— Start of TASK DATA —

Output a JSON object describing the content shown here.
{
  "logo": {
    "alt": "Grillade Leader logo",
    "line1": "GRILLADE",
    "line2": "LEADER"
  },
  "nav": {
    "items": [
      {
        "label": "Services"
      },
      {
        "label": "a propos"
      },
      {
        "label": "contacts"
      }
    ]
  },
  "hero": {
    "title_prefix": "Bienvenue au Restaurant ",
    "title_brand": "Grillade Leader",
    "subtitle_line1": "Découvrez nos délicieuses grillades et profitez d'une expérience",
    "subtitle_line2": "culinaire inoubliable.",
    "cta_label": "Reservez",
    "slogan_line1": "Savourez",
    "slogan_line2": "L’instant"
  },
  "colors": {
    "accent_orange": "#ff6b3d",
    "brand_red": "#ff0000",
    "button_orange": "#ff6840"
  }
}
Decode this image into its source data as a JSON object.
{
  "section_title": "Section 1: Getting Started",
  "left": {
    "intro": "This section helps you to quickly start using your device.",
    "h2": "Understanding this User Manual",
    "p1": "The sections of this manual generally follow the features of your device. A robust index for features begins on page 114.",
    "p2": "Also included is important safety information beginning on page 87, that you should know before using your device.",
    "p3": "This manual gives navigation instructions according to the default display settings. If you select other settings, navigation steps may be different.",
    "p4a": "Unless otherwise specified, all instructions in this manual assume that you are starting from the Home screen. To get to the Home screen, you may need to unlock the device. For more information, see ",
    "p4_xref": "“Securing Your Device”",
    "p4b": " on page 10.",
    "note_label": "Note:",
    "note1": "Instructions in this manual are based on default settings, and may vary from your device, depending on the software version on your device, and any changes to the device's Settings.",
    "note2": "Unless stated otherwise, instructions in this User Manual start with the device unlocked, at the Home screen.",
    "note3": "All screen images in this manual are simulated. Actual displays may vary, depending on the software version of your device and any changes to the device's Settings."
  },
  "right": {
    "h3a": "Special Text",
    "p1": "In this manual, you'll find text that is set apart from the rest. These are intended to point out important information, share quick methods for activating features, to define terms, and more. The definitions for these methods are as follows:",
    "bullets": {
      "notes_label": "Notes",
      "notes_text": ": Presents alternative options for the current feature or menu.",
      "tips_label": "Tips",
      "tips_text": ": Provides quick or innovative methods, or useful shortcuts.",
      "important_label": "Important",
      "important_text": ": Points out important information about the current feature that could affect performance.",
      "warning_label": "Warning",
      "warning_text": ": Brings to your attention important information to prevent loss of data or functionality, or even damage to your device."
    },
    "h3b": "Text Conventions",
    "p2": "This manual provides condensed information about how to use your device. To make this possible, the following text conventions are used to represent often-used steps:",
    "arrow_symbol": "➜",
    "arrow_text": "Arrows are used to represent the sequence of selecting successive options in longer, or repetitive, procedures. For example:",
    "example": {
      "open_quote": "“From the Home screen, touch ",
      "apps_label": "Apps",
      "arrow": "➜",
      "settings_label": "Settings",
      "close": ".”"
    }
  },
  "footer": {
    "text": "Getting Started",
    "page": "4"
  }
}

— End of TASK DATA —

■ **CHALLENGE**: Track down every line with the word "Getting" and copy it.

■ **THE ANSWER**:
  "section_title": "Section 1: Getting Started",
    "text": "Getting Started",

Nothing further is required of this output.